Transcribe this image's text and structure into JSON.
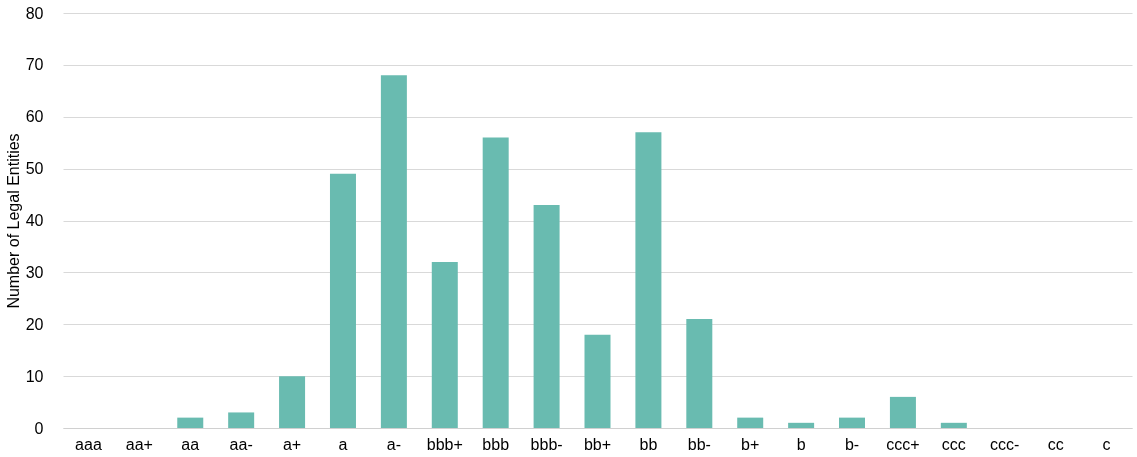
{
  "chart_data": {
    "type": "bar",
    "ylabel": "Number of Legal Entities",
    "categories": [
      "aaa",
      "aa+",
      "aa",
      "aa-",
      "a+",
      "a",
      "a-",
      "bbb+",
      "bbb",
      "bbb-",
      "bb+",
      "bb",
      "bb-",
      "b+",
      "b",
      "b-",
      "ccc+",
      "ccc",
      "ccc-",
      "cc",
      "c"
    ],
    "values": [
      0,
      0,
      2,
      3,
      10,
      49,
      68,
      32,
      56,
      43,
      18,
      57,
      21,
      2,
      1,
      2,
      6,
      1,
      0,
      0,
      0
    ],
    "color": "#69bbb0",
    "ylim": [
      0,
      80
    ],
    "yticks": [
      0,
      10,
      20,
      30,
      40,
      50,
      60,
      70,
      80
    ],
    "grid": "y"
  }
}
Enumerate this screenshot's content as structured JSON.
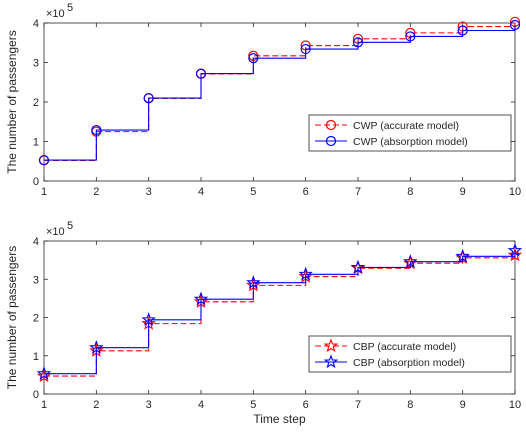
{
  "chart_data": [
    {
      "type": "line",
      "step": true,
      "x": [
        1,
        2,
        3,
        4,
        5,
        6,
        7,
        8,
        9,
        10
      ],
      "xlim": [
        1,
        10
      ],
      "ylim": [
        0,
        4
      ],
      "y_ticks": [
        0,
        1,
        2,
        3,
        4
      ],
      "y_exponent_label": "×10",
      "y_exponent_power": "5",
      "xlabel": "",
      "ylabel": "The number of passengers",
      "grid": false,
      "legend_position": "lower-right",
      "series": [
        {
          "name": "CWP (accurate model)",
          "color": "#ff0000",
          "line_style": "dashed",
          "marker": "circle",
          "values": [
            0.52,
            1.25,
            2.09,
            2.71,
            3.17,
            3.43,
            3.6,
            3.75,
            3.91,
            4.03
          ]
        },
        {
          "name": "CWP (absorption model)",
          "color": "#0000ff",
          "line_style": "solid",
          "marker": "circle",
          "values": [
            0.53,
            1.29,
            2.1,
            2.72,
            3.11,
            3.34,
            3.51,
            3.66,
            3.81,
            3.95
          ]
        }
      ]
    },
    {
      "type": "line",
      "step": true,
      "x": [
        1,
        2,
        3,
        4,
        5,
        6,
        7,
        8,
        9,
        10
      ],
      "xlim": [
        1,
        10
      ],
      "ylim": [
        0,
        4
      ],
      "y_ticks": [
        0,
        1,
        2,
        3,
        4
      ],
      "y_exponent_label": "×10",
      "y_exponent_power": "5",
      "xlabel": "Time step",
      "ylabel": "The number of passengers",
      "grid": false,
      "legend_position": "lower-right",
      "series": [
        {
          "name": "CBP (accurate model)",
          "color": "#ff0000",
          "line_style": "dashed",
          "marker": "star",
          "values": [
            0.47,
            1.13,
            1.84,
            2.41,
            2.84,
            3.07,
            3.29,
            3.42,
            3.56,
            3.63
          ]
        },
        {
          "name": "CBP (absorption model)",
          "color": "#0000ff",
          "line_style": "solid",
          "marker": "star",
          "values": [
            0.53,
            1.21,
            1.94,
            2.48,
            2.91,
            3.13,
            3.31,
            3.46,
            3.6,
            3.75
          ]
        }
      ]
    }
  ]
}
+++
> Short exercise: Retype the entries word for word. Omit any images.

> Exercise response:
Transcribe this image's text and structure into JSON.
{
  "chart_data": {
    "type": "bar",
    "ylabel": "Number of Legal Entities",
    "categories": [
      "aaa",
      "aa+",
      "aa",
      "aa-",
      "a+",
      "a",
      "a-",
      "bbb+",
      "bbb",
      "bbb-",
      "bb+",
      "bb",
      "bb-",
      "b+",
      "b",
      "b-",
      "ccc+",
      "ccc",
      "ccc-",
      "cc",
      "c"
    ],
    "values": [
      0,
      0,
      2,
      3,
      10,
      49,
      68,
      32,
      56,
      43,
      18,
      57,
      21,
      2,
      1,
      2,
      6,
      1,
      0,
      0,
      0
    ],
    "color": "#69bbb0",
    "ylim": [
      0,
      80
    ],
    "yticks": [
      0,
      10,
      20,
      30,
      40,
      50,
      60,
      70,
      80
    ],
    "grid": "y"
  }
}
Enumerate this screenshot's content as structured JSON.
{
  "chart_data": [
    {
      "type": "line",
      "step": true,
      "x": [
        1,
        2,
        3,
        4,
        5,
        6,
        7,
        8,
        9,
        10
      ],
      "xlim": [
        1,
        10
      ],
      "ylim": [
        0,
        4
      ],
      "y_ticks": [
        0,
        1,
        2,
        3,
        4
      ],
      "y_exponent_label": "×10",
      "y_exponent_power": "5",
      "xlabel": "",
      "ylabel": "The number of passengers",
      "grid": false,
      "legend_position": "lower-right",
      "series": [
        {
          "name": "CWP (accurate model)",
          "color": "#ff0000",
          "line_style": "dashed",
          "marker": "circle",
          "values": [
            0.52,
            1.25,
            2.09,
            2.71,
            3.17,
            3.43,
            3.6,
            3.75,
            3.91,
            4.03
          ]
        },
        {
          "name": "CWP (absorption model)",
          "color": "#0000ff",
          "line_style": "solid",
          "marker": "circle",
          "values": [
            0.53,
            1.29,
            2.1,
            2.72,
            3.11,
            3.34,
            3.51,
            3.66,
            3.81,
            3.95
          ]
        }
      ]
    },
    {
      "type": "line",
      "step": true,
      "x": [
        1,
        2,
        3,
        4,
        5,
        6,
        7,
        8,
        9,
        10
      ],
      "xlim": [
        1,
        10
      ],
      "ylim": [
        0,
        4
      ],
      "y_ticks": [
        0,
        1,
        2,
        3,
        4
      ],
      "y_exponent_label": "×10",
      "y_exponent_power": "5",
      "xlabel": "Time step",
      "ylabel": "The number of passengers",
      "grid": false,
      "legend_position": "lower-right",
      "series": [
        {
          "name": "CBP (accurate model)",
          "color": "#ff0000",
          "line_style": "dashed",
          "marker": "star",
          "values": [
            0.47,
            1.13,
            1.84,
            2.41,
            2.84,
            3.07,
            3.29,
            3.42,
            3.56,
            3.63
          ]
        },
        {
          "name": "CBP (absorption model)",
          "color": "#0000ff",
          "line_style": "solid",
          "marker": "star",
          "values": [
            0.53,
            1.21,
            1.94,
            2.48,
            2.91,
            3.13,
            3.31,
            3.46,
            3.6,
            3.75
          ]
        }
      ]
    }
  ]
}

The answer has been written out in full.